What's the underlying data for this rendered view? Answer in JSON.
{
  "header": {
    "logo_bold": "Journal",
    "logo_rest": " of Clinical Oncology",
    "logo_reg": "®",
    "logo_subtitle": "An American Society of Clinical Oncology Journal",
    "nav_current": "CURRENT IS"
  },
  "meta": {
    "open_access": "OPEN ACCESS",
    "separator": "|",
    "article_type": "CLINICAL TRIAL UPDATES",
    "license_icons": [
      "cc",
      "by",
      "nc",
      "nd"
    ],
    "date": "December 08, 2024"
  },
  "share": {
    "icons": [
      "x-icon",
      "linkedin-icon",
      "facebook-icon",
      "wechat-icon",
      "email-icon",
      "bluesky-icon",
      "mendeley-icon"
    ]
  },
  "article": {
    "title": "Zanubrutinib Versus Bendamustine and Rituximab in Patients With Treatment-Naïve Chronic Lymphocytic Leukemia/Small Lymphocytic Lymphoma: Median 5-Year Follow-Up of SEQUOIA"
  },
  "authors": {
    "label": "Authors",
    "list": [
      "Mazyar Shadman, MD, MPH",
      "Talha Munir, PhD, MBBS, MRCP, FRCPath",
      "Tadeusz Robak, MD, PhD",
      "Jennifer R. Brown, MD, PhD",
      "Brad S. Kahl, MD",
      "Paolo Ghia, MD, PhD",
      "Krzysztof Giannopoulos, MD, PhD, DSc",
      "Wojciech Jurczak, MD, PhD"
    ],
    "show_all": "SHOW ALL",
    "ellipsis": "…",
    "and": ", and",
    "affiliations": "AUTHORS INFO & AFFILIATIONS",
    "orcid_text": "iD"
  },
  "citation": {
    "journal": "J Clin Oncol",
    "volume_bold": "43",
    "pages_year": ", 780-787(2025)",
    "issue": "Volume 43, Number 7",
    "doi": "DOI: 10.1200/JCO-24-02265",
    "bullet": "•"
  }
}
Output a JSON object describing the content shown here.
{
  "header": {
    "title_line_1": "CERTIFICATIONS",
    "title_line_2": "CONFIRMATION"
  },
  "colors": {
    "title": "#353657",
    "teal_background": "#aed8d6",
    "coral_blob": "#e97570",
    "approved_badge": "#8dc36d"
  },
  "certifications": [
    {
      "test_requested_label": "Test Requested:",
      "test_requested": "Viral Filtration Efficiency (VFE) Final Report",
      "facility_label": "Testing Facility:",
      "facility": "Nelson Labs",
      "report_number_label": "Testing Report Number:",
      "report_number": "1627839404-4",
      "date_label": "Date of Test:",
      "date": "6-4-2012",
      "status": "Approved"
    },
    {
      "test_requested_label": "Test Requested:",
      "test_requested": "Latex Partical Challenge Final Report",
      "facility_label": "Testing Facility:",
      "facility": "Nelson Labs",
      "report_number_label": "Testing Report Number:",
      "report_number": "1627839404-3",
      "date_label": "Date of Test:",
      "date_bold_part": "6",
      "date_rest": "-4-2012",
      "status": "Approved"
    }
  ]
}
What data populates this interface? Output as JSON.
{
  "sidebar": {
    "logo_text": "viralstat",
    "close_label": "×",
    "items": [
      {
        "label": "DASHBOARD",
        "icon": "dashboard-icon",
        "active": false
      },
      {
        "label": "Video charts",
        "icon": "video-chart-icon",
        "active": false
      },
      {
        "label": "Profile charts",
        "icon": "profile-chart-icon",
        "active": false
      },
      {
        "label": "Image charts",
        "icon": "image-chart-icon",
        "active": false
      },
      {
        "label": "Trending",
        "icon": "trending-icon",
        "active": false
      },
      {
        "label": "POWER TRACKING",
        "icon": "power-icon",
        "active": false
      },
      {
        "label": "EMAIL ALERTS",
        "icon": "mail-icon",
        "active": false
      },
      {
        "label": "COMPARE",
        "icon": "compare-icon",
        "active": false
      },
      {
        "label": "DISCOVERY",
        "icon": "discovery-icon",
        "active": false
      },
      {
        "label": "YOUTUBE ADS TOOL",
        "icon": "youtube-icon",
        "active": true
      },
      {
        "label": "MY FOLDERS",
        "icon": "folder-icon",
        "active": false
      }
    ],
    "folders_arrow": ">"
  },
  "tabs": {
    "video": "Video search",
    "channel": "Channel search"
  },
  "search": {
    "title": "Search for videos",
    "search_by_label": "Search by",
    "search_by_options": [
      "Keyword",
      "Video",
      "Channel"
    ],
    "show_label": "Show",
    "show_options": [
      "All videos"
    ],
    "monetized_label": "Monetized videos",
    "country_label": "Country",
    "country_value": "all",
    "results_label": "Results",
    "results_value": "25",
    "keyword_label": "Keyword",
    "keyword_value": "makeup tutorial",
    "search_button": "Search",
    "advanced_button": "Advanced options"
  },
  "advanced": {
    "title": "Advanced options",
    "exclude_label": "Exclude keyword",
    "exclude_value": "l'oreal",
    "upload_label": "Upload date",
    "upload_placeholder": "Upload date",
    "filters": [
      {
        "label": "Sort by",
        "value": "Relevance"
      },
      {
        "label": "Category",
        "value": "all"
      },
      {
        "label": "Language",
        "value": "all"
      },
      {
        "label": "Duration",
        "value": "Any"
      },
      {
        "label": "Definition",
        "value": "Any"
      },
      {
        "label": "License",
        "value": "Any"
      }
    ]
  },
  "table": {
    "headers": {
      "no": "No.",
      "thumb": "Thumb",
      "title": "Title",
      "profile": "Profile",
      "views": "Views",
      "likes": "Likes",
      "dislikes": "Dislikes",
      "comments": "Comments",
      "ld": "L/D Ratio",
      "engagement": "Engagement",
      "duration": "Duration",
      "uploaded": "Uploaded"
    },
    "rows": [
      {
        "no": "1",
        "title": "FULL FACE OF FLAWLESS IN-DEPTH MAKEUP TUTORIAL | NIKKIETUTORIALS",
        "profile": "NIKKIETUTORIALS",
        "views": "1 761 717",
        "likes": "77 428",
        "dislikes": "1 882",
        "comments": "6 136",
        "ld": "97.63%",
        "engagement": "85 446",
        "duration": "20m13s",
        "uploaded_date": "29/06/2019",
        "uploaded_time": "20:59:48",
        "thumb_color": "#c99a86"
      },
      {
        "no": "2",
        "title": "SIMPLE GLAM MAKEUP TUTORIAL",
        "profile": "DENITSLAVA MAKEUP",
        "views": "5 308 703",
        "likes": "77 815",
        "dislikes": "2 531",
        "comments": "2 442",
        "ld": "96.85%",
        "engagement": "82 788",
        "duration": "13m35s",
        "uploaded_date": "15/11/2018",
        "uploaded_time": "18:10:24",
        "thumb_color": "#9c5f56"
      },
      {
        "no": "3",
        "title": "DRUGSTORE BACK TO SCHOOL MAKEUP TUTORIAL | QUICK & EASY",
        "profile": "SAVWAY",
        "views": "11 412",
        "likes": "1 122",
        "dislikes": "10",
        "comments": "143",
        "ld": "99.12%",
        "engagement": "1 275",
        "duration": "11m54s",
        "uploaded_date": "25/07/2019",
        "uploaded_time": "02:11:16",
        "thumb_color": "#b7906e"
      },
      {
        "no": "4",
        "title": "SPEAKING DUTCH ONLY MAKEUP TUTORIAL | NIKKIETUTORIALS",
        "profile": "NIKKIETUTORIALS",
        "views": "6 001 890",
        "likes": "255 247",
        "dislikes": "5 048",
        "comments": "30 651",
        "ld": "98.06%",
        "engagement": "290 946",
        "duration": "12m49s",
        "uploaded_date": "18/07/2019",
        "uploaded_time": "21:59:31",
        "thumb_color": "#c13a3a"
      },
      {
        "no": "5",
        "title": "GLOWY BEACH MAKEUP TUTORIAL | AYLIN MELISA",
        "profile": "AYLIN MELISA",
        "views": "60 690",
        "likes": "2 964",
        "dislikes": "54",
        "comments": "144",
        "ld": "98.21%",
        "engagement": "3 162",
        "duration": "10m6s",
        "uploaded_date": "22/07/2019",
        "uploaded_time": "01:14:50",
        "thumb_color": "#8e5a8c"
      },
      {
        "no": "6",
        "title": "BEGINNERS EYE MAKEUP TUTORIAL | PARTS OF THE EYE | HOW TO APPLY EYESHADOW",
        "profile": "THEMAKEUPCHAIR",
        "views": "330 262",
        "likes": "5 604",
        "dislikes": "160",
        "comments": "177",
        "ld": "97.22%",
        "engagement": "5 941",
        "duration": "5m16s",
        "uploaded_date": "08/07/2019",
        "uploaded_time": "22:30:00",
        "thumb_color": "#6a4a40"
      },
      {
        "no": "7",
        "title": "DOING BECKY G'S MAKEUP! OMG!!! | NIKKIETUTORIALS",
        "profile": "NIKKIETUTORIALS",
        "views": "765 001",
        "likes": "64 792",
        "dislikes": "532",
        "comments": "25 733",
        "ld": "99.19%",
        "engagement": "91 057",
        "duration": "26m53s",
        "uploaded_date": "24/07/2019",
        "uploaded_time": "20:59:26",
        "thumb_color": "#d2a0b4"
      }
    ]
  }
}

◇ ◇ ◇ ◇ ◇ ◇ ◇

* _Assigned task_: Search the records above for "engagement" and copy every line that has it.

* _Problem solution_:
      "engagement": "Engagement",
        "engagement": "85 446",
        "engagement": "82 788",
        "engagement": "1 275",
        "engagement": "290 946",
        "engagement": "3 162",
        "engagement": "5 941",
        "engagement": "91 057",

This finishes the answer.